::: Extracted data :::

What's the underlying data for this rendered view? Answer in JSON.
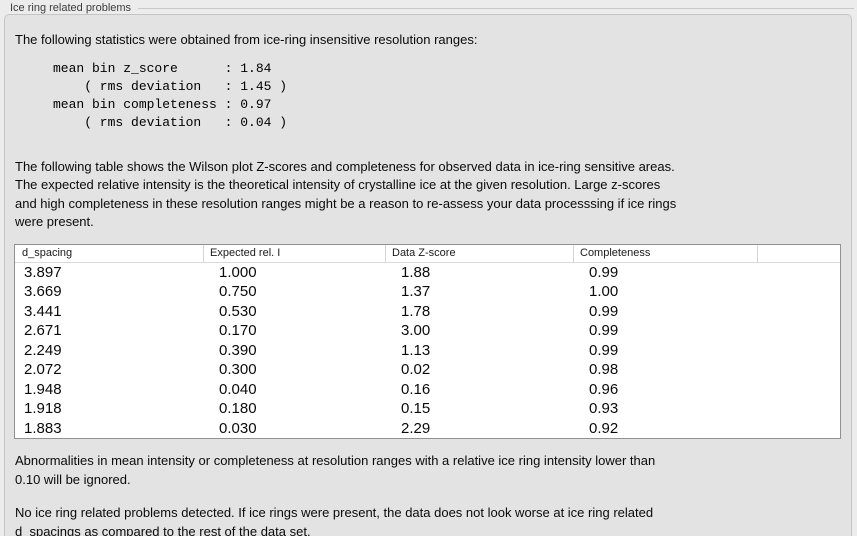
{
  "groupbox": {
    "title": "Ice ring related problems"
  },
  "panel": {
    "intro": "The following statistics were obtained from ice-ring insensitive resolution ranges:",
    "stats_lines": [
      "mean bin z_score      : 1.84",
      "    ( rms deviation   : 1.45 )",
      "mean bin completeness : 0.97",
      "    ( rms deviation   : 0.04 )"
    ],
    "table_description": "The following table shows the Wilson plot Z-scores and completeness for observed data in ice-ring sensitive areas.\nThe expected relative intensity is the theoretical intensity of crystalline ice at the given resolution. Large z-scores\nand high completeness in these resolution ranges might be a reason to re-assess your data processsing if ice rings\nwere present.",
    "ignore_note": "Abnormalities in mean intensity or completeness at resolution ranges with a relative ice ring intensity lower than\n0.10 will be ignored.",
    "conclusion": "No ice ring related problems detected. If ice rings were present, the data does not look worse at ice ring related\nd_spacings as compared to the rest of the data set."
  },
  "table": {
    "columns": [
      "d_spacing",
      "Expected rel. I",
      "Data Z-score",
      "Completeness",
      ""
    ],
    "rows": [
      [
        "3.897",
        "1.000",
        "1.88",
        "0.99"
      ],
      [
        "3.669",
        "0.750",
        "1.37",
        "1.00"
      ],
      [
        "3.441",
        "0.530",
        "1.78",
        "0.99"
      ],
      [
        "2.671",
        "0.170",
        "3.00",
        "0.99"
      ],
      [
        "2.249",
        "0.390",
        "1.13",
        "0.99"
      ],
      [
        "2.072",
        "0.300",
        "0.02",
        "0.98"
      ],
      [
        "1.948",
        "0.040",
        "0.16",
        "0.96"
      ],
      [
        "1.918",
        "0.180",
        "0.15",
        "0.93"
      ],
      [
        "1.883",
        "0.030",
        "2.29",
        "0.92"
      ]
    ]
  },
  "colors": {
    "outer_background": "#ececec",
    "panel_background": "#e3e3e3",
    "panel_border": "#c5c5c5",
    "table_background": "#ffffff",
    "table_border": "#919191",
    "header_separator": "#d4d4d4",
    "text": "#0a0a0a",
    "label_text": "#3b3b3b"
  }
}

:::

Images in the records should not be copied. Repeat all the rest exactly.

Written solution:
What's the underlying data for this rendered view? Answer in JSON.
{
  "groupbox": {
    "title": "Ice ring related problems"
  },
  "panel": {
    "intro": "The following statistics were obtained from ice-ring insensitive resolution ranges:",
    "stats_lines": [
      "mean bin z_score      : 1.84",
      "    ( rms deviation   : 1.45 )",
      "mean bin completeness : 0.97",
      "    ( rms deviation   : 0.04 )"
    ],
    "table_description": "The following table shows the Wilson plot Z-scores and completeness for observed data in ice-ring sensitive areas.\nThe expected relative intensity is the theoretical intensity of crystalline ice at the given resolution. Large z-scores\nand high completeness in these resolution ranges might be a reason to re-assess your data processsing if ice rings\nwere present.",
    "ignore_note": "Abnormalities in mean intensity or completeness at resolution ranges with a relative ice ring intensity lower than\n0.10 will be ignored.",
    "conclusion": "No ice ring related problems detected. If ice rings were present, the data does not look worse at ice ring related\nd_spacings as compared to the rest of the data set."
  },
  "table": {
    "columns": [
      "d_spacing",
      "Expected rel. I",
      "Data Z-score",
      "Completeness",
      ""
    ],
    "rows": [
      [
        "3.897",
        "1.000",
        "1.88",
        "0.99"
      ],
      [
        "3.669",
        "0.750",
        "1.37",
        "1.00"
      ],
      [
        "3.441",
        "0.530",
        "1.78",
        "0.99"
      ],
      [
        "2.671",
        "0.170",
        "3.00",
        "0.99"
      ],
      [
        "2.249",
        "0.390",
        "1.13",
        "0.99"
      ],
      [
        "2.072",
        "0.300",
        "0.02",
        "0.98"
      ],
      [
        "1.948",
        "0.040",
        "0.16",
        "0.96"
      ],
      [
        "1.918",
        "0.180",
        "0.15",
        "0.93"
      ],
      [
        "1.883",
        "0.030",
        "2.29",
        "0.92"
      ]
    ]
  },
  "colors": {
    "outer_background": "#ececec",
    "panel_background": "#e3e3e3",
    "panel_border": "#c5c5c5",
    "table_background": "#ffffff",
    "table_border": "#919191",
    "header_separator": "#d4d4d4",
    "text": "#0a0a0a",
    "label_text": "#3b3b3b"
  }
}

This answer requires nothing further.